Assignment = Nothing in the data may be changed; retype all of it.

BEGIN Material to process

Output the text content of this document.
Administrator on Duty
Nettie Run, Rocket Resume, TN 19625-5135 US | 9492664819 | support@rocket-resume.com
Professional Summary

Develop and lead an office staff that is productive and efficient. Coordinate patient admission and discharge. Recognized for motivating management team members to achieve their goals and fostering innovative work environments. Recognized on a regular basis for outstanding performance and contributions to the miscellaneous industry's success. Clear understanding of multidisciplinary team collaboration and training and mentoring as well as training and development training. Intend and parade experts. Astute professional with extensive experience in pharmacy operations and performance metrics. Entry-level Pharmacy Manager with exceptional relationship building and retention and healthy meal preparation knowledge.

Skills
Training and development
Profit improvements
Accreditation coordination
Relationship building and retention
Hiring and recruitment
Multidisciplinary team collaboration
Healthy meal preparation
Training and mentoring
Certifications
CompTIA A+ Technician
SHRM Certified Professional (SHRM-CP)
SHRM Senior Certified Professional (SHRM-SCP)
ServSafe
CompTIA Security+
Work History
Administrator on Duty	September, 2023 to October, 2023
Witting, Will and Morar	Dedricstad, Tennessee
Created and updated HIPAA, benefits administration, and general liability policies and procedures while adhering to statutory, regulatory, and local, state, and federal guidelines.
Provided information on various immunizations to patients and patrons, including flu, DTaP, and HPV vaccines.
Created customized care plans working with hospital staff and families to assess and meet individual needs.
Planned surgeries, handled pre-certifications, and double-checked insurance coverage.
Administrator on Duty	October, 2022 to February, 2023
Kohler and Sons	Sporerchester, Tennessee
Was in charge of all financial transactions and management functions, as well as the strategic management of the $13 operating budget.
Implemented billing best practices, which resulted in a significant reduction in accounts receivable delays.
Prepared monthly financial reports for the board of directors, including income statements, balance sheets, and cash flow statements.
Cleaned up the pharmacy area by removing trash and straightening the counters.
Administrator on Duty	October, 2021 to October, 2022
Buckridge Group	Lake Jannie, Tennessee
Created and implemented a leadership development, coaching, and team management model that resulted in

END Material to process

Solution for this problem =
Output the text content of this document.
Administrator on Duty
Nettie Run, Rocket Resume, TN 19625-5135 US | 9492664819 | support@rocket-resume.com
Professional Summary

Develop and lead an office staff that is productive and efficient. Coordinate patient admission and discharge. Recognized for motivating management team members to achieve their goals and fostering innovative work environments. Recognized on a regular basis for outstanding performance and contributions to the miscellaneous industry's success. Clear understanding of multidisciplinary team collaboration and training and mentoring as well as training and development training. Intend and parade experts. Astute professional with extensive experience in pharmacy operations and performance metrics. Entry-level Pharmacy Manager with exceptional relationship building and retention and healthy meal preparation knowledge.

Skills
Training and development
Profit improvements
Accreditation coordination
Relationship building and retention
Hiring and recruitment
Multidisciplinary team collaboration
Healthy meal preparation
Training and mentoring
Certifications
CompTIA A+ Technician
SHRM Certified Professional (SHRM-CP)
SHRM Senior Certified Professional (SHRM-SCP)
ServSafe
CompTIA Security+
Work History
Administrator on Duty	September, 2023 to October, 2023
Witting, Will and Morar	Dedricstad, Tennessee
Created and updated HIPAA, benefits administration, and general liability policies and procedures while adhering to statutory, regulatory, and local, state, and federal guidelines.
Provided information on various immunizations to patients and patrons, including flu, DTaP, and HPV vaccines.
Created customized care plans working with hospital staff and families to assess and meet individual needs.
Planned surgeries, handled pre-certifications, and double-checked insurance coverage.
Administrator on Duty	October, 2022 to February, 2023
Kohler and Sons	Sporerchester, Tennessee
Was in charge of all financial transactions and management functions, as well as the strategic management of the $13 operating budget.
Implemented billing best practices, which resulted in a significant reduction in accounts receivable delays.
Prepared monthly financial reports for the board of directors, including income statements, balance sheets, and cash flow statements.
Cleaned up the pharmacy area by removing trash and straightening the counters.
Administrator on Duty	October, 2021 to October, 2022
Buckridge Group	Lake Jannie, Tennessee
Created and implemented a leadership development, coaching, and team management model that resulted in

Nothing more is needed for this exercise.